Dataset extract ::
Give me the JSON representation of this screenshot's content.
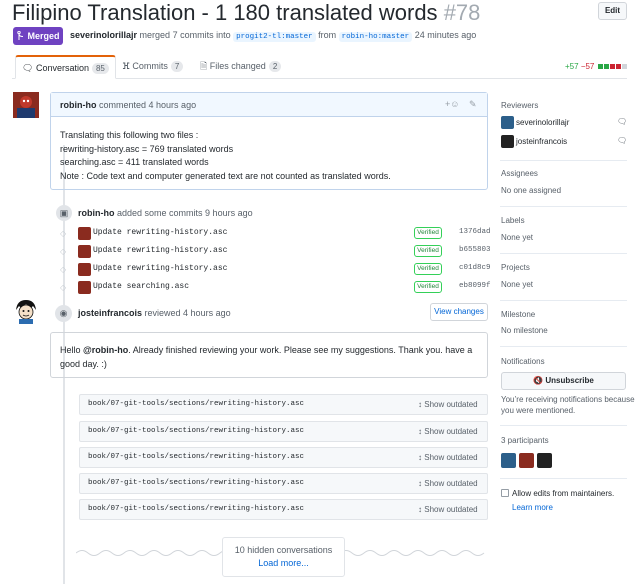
{
  "pr": {
    "title": "Filipino Translation - 1 180 translated words",
    "number": "#78",
    "edit_label": "Edit",
    "status_label": "Merged",
    "author": "severinolorillajr",
    "merged_text": "merged 7 commits into",
    "base_branch": "progit2-tl:master",
    "from_word": "from",
    "head_branch": "robin-ho:master",
    "time": "24 minutes ago"
  },
  "tabs": [
    {
      "label": "Conversation",
      "count": "85",
      "icon": "comment-icon"
    },
    {
      "label": "Commits",
      "count": "7",
      "icon": "commit-icon"
    },
    {
      "label": "Files changed",
      "count": "2",
      "icon": "file-diff-icon"
    }
  ],
  "diffstat": {
    "additions": "+57",
    "deletions": "−57"
  },
  "first_comment": {
    "author": "robin-ho",
    "action": "commented 4 hours ago",
    "lines": [
      "Translating this following two files :",
      "rewriting-history.asc = 769 translated words",
      "searching.asc = 411 translated words",
      "Note : Code text and computer generated text are not counted as translated words."
    ]
  },
  "commits_event": {
    "author": "robin-ho",
    "action": "added some commits 9 hours ago"
  },
  "commits": [
    {
      "message": "Update rewriting-history.asc",
      "badge": "Verified",
      "sha": "1376dad"
    },
    {
      "message": "Update rewriting-history.asc",
      "badge": "Verified",
      "sha": "b655803"
    },
    {
      "message": "Update rewriting-history.asc",
      "badge": "Verified",
      "sha": "c01d8c9"
    },
    {
      "message": "Update searching.asc",
      "badge": "Verified",
      "sha": "eb8099f"
    }
  ],
  "review": {
    "author": "josteinfrancois",
    "action": "reviewed 4 hours ago",
    "view_changes_label": "View changes",
    "body_prefix": "Hello ",
    "mention": "@robin-ho",
    "body_rest": ". Already finished reviewing your work. Please see my suggestions. Thank you. have a good day. :)"
  },
  "outdated_files": [
    {
      "path": "book/07-git-tools/sections/rewriting-history.asc",
      "label": "Show outdated"
    },
    {
      "path": "book/07-git-tools/sections/rewriting-history.asc",
      "label": "Show outdated"
    },
    {
      "path": "book/07-git-tools/sections/rewriting-history.asc",
      "label": "Show outdated"
    },
    {
      "path": "book/07-git-tools/sections/rewriting-history.asc",
      "label": "Show outdated"
    },
    {
      "path": "book/07-git-tools/sections/rewriting-history.asc",
      "label": "Show outdated"
    }
  ],
  "hidden": {
    "count_text": "10 hidden conversations",
    "load_more": "Load more..."
  },
  "sidebar": {
    "reviewers_label": "Reviewers",
    "reviewers": [
      "severinolorillajr",
      "josteinfrancois"
    ],
    "assignees_label": "Assignees",
    "assignees_value": "No one assigned",
    "labels_label": "Labels",
    "labels_value": "None yet",
    "projects_label": "Projects",
    "projects_value": "None yet",
    "milestone_label": "Milestone",
    "milestone_value": "No milestone",
    "notifications_label": "Notifications",
    "unsubscribe_label": "Unsubscribe",
    "notif_line1": "You’re receiving notifications because",
    "notif_line2": "you were mentioned.",
    "participants_label": "3 participants",
    "allow_edits_label": "Allow edits from maintainers.",
    "learn_more": "Learn more"
  },
  "colors": {
    "merged": "#6f42c1",
    "link": "#0366d6",
    "add": "#28a745",
    "del": "#cb2431"
  }
}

What you need to do :: Quote the material word for word, dropping any images it holds.

Answer to the problem ::
Give me the JSON representation of this screenshot's content.
{
  "pr": {
    "title": "Filipino Translation - 1 180 translated words",
    "number": "#78",
    "edit_label": "Edit",
    "status_label": "Merged",
    "author": "severinolorillajr",
    "merged_text": "merged 7 commits into",
    "base_branch": "progit2-tl:master",
    "from_word": "from",
    "head_branch": "robin-ho:master",
    "time": "24 minutes ago"
  },
  "tabs": [
    {
      "label": "Conversation",
      "count": "85",
      "icon": "comment-icon"
    },
    {
      "label": "Commits",
      "count": "7",
      "icon": "commit-icon"
    },
    {
      "label": "Files changed",
      "count": "2",
      "icon": "file-diff-icon"
    }
  ],
  "diffstat": {
    "additions": "+57",
    "deletions": "−57"
  },
  "first_comment": {
    "author": "robin-ho",
    "action": "commented 4 hours ago",
    "lines": [
      "Translating this following two files :",
      "rewriting-history.asc = 769 translated words",
      "searching.asc = 411 translated words",
      "Note : Code text and computer generated text are not counted as translated words."
    ]
  },
  "commits_event": {
    "author": "robin-ho",
    "action": "added some commits 9 hours ago"
  },
  "commits": [
    {
      "message": "Update rewriting-history.asc",
      "badge": "Verified",
      "sha": "1376dad"
    },
    {
      "message": "Update rewriting-history.asc",
      "badge": "Verified",
      "sha": "b655803"
    },
    {
      "message": "Update rewriting-history.asc",
      "badge": "Verified",
      "sha": "c01d8c9"
    },
    {
      "message": "Update searching.asc",
      "badge": "Verified",
      "sha": "eb8099f"
    }
  ],
  "review": {
    "author": "josteinfrancois",
    "action": "reviewed 4 hours ago",
    "view_changes_label": "View changes",
    "body_prefix": "Hello ",
    "mention": "@robin-ho",
    "body_rest": ". Already finished reviewing your work. Please see my suggestions. Thank you. have a good day. :)"
  },
  "outdated_files": [
    {
      "path": "book/07-git-tools/sections/rewriting-history.asc",
      "label": "Show outdated"
    },
    {
      "path": "book/07-git-tools/sections/rewriting-history.asc",
      "label": "Show outdated"
    },
    {
      "path": "book/07-git-tools/sections/rewriting-history.asc",
      "label": "Show outdated"
    },
    {
      "path": "book/07-git-tools/sections/rewriting-history.asc",
      "label": "Show outdated"
    },
    {
      "path": "book/07-git-tools/sections/rewriting-history.asc",
      "label": "Show outdated"
    }
  ],
  "hidden": {
    "count_text": "10 hidden conversations",
    "load_more": "Load more..."
  },
  "sidebar": {
    "reviewers_label": "Reviewers",
    "reviewers": [
      "severinolorillajr",
      "josteinfrancois"
    ],
    "assignees_label": "Assignees",
    "assignees_value": "No one assigned",
    "labels_label": "Labels",
    "labels_value": "None yet",
    "projects_label": "Projects",
    "projects_value": "None yet",
    "milestone_label": "Milestone",
    "milestone_value": "No milestone",
    "notifications_label": "Notifications",
    "unsubscribe_label": "Unsubscribe",
    "notif_line1": "You’re receiving notifications because",
    "notif_line2": "you were mentioned.",
    "participants_label": "3 participants",
    "allow_edits_label": "Allow edits from maintainers.",
    "learn_more": "Learn more"
  },
  "colors": {
    "merged": "#6f42c1",
    "link": "#0366d6",
    "add": "#28a745",
    "del": "#cb2431"
  }
}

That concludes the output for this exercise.